Repeat the material in full. Keep every line exactly as it is.

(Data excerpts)
════════════════════
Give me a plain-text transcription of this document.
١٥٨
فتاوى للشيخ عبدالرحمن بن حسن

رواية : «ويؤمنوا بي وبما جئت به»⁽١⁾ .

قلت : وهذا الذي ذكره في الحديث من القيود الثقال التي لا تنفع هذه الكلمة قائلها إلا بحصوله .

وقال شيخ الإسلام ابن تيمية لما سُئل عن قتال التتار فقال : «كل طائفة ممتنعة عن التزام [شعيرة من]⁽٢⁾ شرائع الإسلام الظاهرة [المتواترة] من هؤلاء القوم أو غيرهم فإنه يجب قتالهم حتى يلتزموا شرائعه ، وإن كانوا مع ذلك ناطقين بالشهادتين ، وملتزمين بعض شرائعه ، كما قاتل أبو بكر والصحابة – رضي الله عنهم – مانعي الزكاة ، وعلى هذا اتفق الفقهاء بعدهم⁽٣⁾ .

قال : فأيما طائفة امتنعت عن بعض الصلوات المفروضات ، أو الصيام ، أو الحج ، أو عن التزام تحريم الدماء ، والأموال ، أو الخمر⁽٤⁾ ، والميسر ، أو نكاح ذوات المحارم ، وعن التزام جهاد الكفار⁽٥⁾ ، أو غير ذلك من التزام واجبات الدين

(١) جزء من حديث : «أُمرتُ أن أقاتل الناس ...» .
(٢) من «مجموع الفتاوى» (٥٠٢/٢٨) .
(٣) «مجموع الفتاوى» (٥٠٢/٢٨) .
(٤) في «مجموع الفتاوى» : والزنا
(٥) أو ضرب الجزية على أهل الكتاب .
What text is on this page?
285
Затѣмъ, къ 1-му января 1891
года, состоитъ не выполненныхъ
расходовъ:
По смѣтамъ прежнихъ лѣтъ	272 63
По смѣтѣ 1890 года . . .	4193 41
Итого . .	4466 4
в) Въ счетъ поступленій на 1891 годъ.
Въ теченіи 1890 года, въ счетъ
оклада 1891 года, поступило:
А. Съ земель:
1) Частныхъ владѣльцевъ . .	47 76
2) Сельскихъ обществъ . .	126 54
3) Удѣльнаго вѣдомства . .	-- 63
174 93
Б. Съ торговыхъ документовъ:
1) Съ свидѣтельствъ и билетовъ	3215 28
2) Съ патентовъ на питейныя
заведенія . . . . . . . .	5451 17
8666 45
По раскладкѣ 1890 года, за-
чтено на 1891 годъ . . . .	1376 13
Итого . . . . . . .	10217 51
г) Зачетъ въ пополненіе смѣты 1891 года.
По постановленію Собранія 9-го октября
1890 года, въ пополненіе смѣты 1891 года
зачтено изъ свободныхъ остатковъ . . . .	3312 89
════════════════════
» **COMPLETE RESPONSE**
Give me a plain-text transcription of this document.
١٥٨
فتاوى للشيخ عبدالرحمن بن حسن

رواية : «ويؤمنوا بي وبما جئت به»⁽١⁾ .

قلت : وهذا الذي ذكره في الحديث من القيود الثقال التي لا تنفع هذه الكلمة قائلها إلا بحصوله .

وقال شيخ الإسلام ابن تيمية لما سُئل عن قتال التتار فقال : «كل طائفة ممتنعة عن التزام [شعيرة من]⁽٢⁾ شرائع الإسلام الظاهرة [المتواترة] من هؤلاء القوم أو غيرهم فإنه يجب قتالهم حتى يلتزموا شرائعه ، وإن كانوا مع ذلك ناطقين بالشهادتين ، وملتزمين بعض شرائعه ، كما قاتل أبو بكر والصحابة – رضي الله عنهم – مانعي الزكاة ، وعلى هذا اتفق الفقهاء بعدهم⁽٣⁾ .

قال : فأيما طائفة امتنعت عن بعض الصلوات المفروضات ، أو الصيام ، أو الحج ، أو عن التزام تحريم الدماء ، والأموال ، أو الخمر⁽٤⁾ ، والميسر ، أو نكاح ذوات المحارم ، وعن التزام جهاد الكفار⁽٥⁾ ، أو غير ذلك من التزام واجبات الدين

(١) جزء من حديث : «أُمرتُ أن أقاتل الناس ...» .
(٢) من «مجموع الفتاوى» (٥٠٢/٢٨) .
(٣) «مجموع الفتاوى» (٥٠٢/٢٨) .
(٤) في «مجموع الفتاوى» : والزنا
(٥) أو ضرب الجزية على أهل الكتاب .
What text is on this page?
285
Затѣмъ, къ 1-му января 1891
года, состоитъ не выполненныхъ
расходовъ:
По смѣтамъ прежнихъ лѣтъ	272 63
По смѣтѣ 1890 года . . .	4193 41
Итого . .	4466 4
в) Въ счетъ поступленій на 1891 годъ.
Въ теченіи 1890 года, въ счетъ
оклада 1891 года, поступило:
А. Съ земель:
1) Частныхъ владѣльцевъ . .	47 76
2) Сельскихъ обществъ . .	126 54
3) Удѣльнаго вѣдомства . .	-- 63
174 93
Б. Съ торговыхъ документовъ:
1) Съ свидѣтельствъ и билетовъ	3215 28
2) Съ патентовъ на питейныя
заведенія . . . . . . . .	5451 17
8666 45
По раскладкѣ 1890 года, за-
чтено на 1891 годъ . . . .	1376 13
Итого . . . . . . .	10217 51
г) Зачетъ въ пополненіе смѣты 1891 года.
По постановленію Собранія 9-го октября
1890 года, въ пополненіе смѣты 1891 года
зачтено изъ свободныхъ остатковъ . . . .	3312 89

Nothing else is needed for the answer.